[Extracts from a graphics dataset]
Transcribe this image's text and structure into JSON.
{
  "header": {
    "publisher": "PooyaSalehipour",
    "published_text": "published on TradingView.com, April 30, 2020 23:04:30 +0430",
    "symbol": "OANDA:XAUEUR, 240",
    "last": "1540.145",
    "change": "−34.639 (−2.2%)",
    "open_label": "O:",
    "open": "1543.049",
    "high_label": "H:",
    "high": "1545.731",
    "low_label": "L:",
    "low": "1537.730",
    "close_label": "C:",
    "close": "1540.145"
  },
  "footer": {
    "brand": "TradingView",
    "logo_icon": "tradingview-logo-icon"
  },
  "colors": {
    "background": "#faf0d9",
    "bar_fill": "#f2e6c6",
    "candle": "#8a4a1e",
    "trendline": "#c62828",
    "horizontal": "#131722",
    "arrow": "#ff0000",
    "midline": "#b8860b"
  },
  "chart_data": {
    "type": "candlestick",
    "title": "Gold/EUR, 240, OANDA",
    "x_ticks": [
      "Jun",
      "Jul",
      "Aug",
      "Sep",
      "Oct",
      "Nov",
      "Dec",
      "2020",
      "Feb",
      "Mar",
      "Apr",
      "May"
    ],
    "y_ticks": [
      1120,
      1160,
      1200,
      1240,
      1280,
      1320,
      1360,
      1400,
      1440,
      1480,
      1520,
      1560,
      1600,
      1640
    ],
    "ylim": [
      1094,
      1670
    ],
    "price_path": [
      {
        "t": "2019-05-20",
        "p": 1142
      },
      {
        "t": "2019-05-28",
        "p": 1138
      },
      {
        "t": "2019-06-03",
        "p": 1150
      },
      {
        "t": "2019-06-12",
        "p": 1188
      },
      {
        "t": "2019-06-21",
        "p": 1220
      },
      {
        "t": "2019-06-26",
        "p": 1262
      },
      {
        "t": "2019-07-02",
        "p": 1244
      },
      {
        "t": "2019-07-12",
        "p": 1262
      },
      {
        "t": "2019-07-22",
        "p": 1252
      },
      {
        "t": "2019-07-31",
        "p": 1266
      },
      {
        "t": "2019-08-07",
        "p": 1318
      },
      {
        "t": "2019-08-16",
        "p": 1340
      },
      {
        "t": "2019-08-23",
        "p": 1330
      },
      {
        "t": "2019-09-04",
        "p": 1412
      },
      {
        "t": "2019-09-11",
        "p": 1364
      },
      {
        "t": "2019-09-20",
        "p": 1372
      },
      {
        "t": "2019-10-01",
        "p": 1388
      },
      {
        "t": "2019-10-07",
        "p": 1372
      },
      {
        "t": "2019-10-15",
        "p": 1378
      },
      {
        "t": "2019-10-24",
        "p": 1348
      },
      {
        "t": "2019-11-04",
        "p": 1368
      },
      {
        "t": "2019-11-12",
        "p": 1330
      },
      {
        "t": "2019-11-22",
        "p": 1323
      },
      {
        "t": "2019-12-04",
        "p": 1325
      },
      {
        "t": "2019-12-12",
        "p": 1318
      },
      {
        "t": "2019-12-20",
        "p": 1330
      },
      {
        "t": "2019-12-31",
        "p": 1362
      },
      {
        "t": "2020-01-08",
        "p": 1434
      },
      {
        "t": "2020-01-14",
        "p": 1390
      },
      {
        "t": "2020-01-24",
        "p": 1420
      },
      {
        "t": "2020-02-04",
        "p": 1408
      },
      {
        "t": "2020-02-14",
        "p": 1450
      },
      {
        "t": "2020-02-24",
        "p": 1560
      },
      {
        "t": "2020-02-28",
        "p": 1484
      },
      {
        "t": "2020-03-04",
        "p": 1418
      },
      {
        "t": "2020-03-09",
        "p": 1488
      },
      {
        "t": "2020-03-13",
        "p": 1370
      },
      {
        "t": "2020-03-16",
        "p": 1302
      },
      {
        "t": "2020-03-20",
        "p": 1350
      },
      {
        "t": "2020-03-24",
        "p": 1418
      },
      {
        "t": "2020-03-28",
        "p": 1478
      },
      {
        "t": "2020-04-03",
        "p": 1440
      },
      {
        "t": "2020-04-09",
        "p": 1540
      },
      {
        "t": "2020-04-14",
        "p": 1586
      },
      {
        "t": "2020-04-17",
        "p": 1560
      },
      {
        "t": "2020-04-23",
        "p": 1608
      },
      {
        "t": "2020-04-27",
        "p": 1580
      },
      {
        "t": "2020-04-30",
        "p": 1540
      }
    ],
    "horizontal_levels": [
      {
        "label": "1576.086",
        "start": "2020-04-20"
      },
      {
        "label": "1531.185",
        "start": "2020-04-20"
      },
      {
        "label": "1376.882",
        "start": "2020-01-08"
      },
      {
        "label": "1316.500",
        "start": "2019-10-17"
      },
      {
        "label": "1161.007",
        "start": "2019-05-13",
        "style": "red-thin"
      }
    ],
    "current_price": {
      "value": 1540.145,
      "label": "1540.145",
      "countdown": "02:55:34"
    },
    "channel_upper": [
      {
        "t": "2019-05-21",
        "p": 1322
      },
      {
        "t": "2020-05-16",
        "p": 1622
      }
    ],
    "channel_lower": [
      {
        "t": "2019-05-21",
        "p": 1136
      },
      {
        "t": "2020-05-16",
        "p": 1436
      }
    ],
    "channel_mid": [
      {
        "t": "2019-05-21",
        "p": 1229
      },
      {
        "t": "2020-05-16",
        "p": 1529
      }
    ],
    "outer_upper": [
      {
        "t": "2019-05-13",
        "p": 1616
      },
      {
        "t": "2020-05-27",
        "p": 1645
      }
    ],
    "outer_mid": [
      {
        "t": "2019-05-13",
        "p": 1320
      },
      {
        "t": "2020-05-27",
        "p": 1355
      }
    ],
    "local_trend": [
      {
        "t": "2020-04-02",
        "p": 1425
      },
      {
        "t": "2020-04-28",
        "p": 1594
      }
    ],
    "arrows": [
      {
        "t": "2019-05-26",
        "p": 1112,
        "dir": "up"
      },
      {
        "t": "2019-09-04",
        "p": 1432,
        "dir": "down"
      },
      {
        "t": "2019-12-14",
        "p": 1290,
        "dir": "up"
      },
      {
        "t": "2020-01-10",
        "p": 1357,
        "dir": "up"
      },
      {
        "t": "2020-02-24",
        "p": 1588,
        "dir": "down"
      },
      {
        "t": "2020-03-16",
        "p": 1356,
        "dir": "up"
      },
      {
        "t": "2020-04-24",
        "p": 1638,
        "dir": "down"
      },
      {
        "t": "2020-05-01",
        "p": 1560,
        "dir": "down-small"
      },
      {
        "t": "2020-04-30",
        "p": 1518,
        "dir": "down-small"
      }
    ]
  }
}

• **DIRECTIVE**
Copy the data above exactly. Every line must be included.

• **ANSWER TO THE TASK**
Transcribe this image's text and structure into JSON.
{
  "header": {
    "publisher": "PooyaSalehipour",
    "published_text": "published on TradingView.com, April 30, 2020 23:04:30 +0430",
    "symbol": "OANDA:XAUEUR, 240",
    "last": "1540.145",
    "change": "−34.639 (−2.2%)",
    "open_label": "O:",
    "open": "1543.049",
    "high_label": "H:",
    "high": "1545.731",
    "low_label": "L:",
    "low": "1537.730",
    "close_label": "C:",
    "close": "1540.145"
  },
  "footer": {
    "brand": "TradingView",
    "logo_icon": "tradingview-logo-icon"
  },
  "colors": {
    "background": "#faf0d9",
    "bar_fill": "#f2e6c6",
    "candle": "#8a4a1e",
    "trendline": "#c62828",
    "horizontal": "#131722",
    "arrow": "#ff0000",
    "midline": "#b8860b"
  },
  "chart_data": {
    "type": "candlestick",
    "title": "Gold/EUR, 240, OANDA",
    "x_ticks": [
      "Jun",
      "Jul",
      "Aug",
      "Sep",
      "Oct",
      "Nov",
      "Dec",
      "2020",
      "Feb",
      "Mar",
      "Apr",
      "May"
    ],
    "y_ticks": [
      1120,
      1160,
      1200,
      1240,
      1280,
      1320,
      1360,
      1400,
      1440,
      1480,
      1520,
      1560,
      1600,
      1640
    ],
    "ylim": [
      1094,
      1670
    ],
    "price_path": [
      {
        "t": "2019-05-20",
        "p": 1142
      },
      {
        "t": "2019-05-28",
        "p": 1138
      },
      {
        "t": "2019-06-03",
        "p": 1150
      },
      {
        "t": "2019-06-12",
        "p": 1188
      },
      {
        "t": "2019-06-21",
        "p": 1220
      },
      {
        "t": "2019-06-26",
        "p": 1262
      },
      {
        "t": "2019-07-02",
        "p": 1244
      },
      {
        "t": "2019-07-12",
        "p": 1262
      },
      {
        "t": "2019-07-22",
        "p": 1252
      },
      {
        "t": "2019-07-31",
        "p": 1266
      },
      {
        "t": "2019-08-07",
        "p": 1318
      },
      {
        "t": "2019-08-16",
        "p": 1340
      },
      {
        "t": "2019-08-23",
        "p": 1330
      },
      {
        "t": "2019-09-04",
        "p": 1412
      },
      {
        "t": "2019-09-11",
        "p": 1364
      },
      {
        "t": "2019-09-20",
        "p": 1372
      },
      {
        "t": "2019-10-01",
        "p": 1388
      },
      {
        "t": "2019-10-07",
        "p": 1372
      },
      {
        "t": "2019-10-15",
        "p": 1378
      },
      {
        "t": "2019-10-24",
        "p": 1348
      },
      {
        "t": "2019-11-04",
        "p": 1368
      },
      {
        "t": "2019-11-12",
        "p": 1330
      },
      {
        "t": "2019-11-22",
        "p": 1323
      },
      {
        "t": "2019-12-04",
        "p": 1325
      },
      {
        "t": "2019-12-12",
        "p": 1318
      },
      {
        "t": "2019-12-20",
        "p": 1330
      },
      {
        "t": "2019-12-31",
        "p": 1362
      },
      {
        "t": "2020-01-08",
        "p": 1434
      },
      {
        "t": "2020-01-14",
        "p": 1390
      },
      {
        "t": "2020-01-24",
        "p": 1420
      },
      {
        "t": "2020-02-04",
        "p": 1408
      },
      {
        "t": "2020-02-14",
        "p": 1450
      },
      {
        "t": "2020-02-24",
        "p": 1560
      },
      {
        "t": "2020-02-28",
        "p": 1484
      },
      {
        "t": "2020-03-04",
        "p": 1418
      },
      {
        "t": "2020-03-09",
        "p": 1488
      },
      {
        "t": "2020-03-13",
        "p": 1370
      },
      {
        "t": "2020-03-16",
        "p": 1302
      },
      {
        "t": "2020-03-20",
        "p": 1350
      },
      {
        "t": "2020-03-24",
        "p": 1418
      },
      {
        "t": "2020-03-28",
        "p": 1478
      },
      {
        "t": "2020-04-03",
        "p": 1440
      },
      {
        "t": "2020-04-09",
        "p": 1540
      },
      {
        "t": "2020-04-14",
        "p": 1586
      },
      {
        "t": "2020-04-17",
        "p": 1560
      },
      {
        "t": "2020-04-23",
        "p": 1608
      },
      {
        "t": "2020-04-27",
        "p": 1580
      },
      {
        "t": "2020-04-30",
        "p": 1540
      }
    ],
    "horizontal_levels": [
      {
        "label": "1576.086",
        "start": "2020-04-20"
      },
      {
        "label": "1531.185",
        "start": "2020-04-20"
      },
      {
        "label": "1376.882",
        "start": "2020-01-08"
      },
      {
        "label": "1316.500",
        "start": "2019-10-17"
      },
      {
        "label": "1161.007",
        "start": "2019-05-13",
        "style": "red-thin"
      }
    ],
    "current_price": {
      "value": 1540.145,
      "label": "1540.145",
      "countdown": "02:55:34"
    },
    "channel_upper": [
      {
        "t": "2019-05-21",
        "p": 1322
      },
      {
        "t": "2020-05-16",
        "p": 1622
      }
    ],
    "channel_lower": [
      {
        "t": "2019-05-21",
        "p": 1136
      },
      {
        "t": "2020-05-16",
        "p": 1436
      }
    ],
    "channel_mid": [
      {
        "t": "2019-05-21",
        "p": 1229
      },
      {
        "t": "2020-05-16",
        "p": 1529
      }
    ],
    "outer_upper": [
      {
        "t": "2019-05-13",
        "p": 1616
      },
      {
        "t": "2020-05-27",
        "p": 1645
      }
    ],
    "outer_mid": [
      {
        "t": "2019-05-13",
        "p": 1320
      },
      {
        "t": "2020-05-27",
        "p": 1355
      }
    ],
    "local_trend": [
      {
        "t": "2020-04-02",
        "p": 1425
      },
      {
        "t": "2020-04-28",
        "p": 1594
      }
    ],
    "arrows": [
      {
        "t": "2019-05-26",
        "p": 1112,
        "dir": "up"
      },
      {
        "t": "2019-09-04",
        "p": 1432,
        "dir": "down"
      },
      {
        "t": "2019-12-14",
        "p": 1290,
        "dir": "up"
      },
      {
        "t": "2020-01-10",
        "p": 1357,
        "dir": "up"
      },
      {
        "t": "2020-02-24",
        "p": 1588,
        "dir": "down"
      },
      {
        "t": "2020-03-16",
        "p": 1356,
        "dir": "up"
      },
      {
        "t": "2020-04-24",
        "p": 1638,
        "dir": "down"
      },
      {
        "t": "2020-05-01",
        "p": 1560,
        "dir": "down-small"
      },
      {
        "t": "2020-04-30",
        "p": 1518,
        "dir": "down-small"
      }
    ]
  }
}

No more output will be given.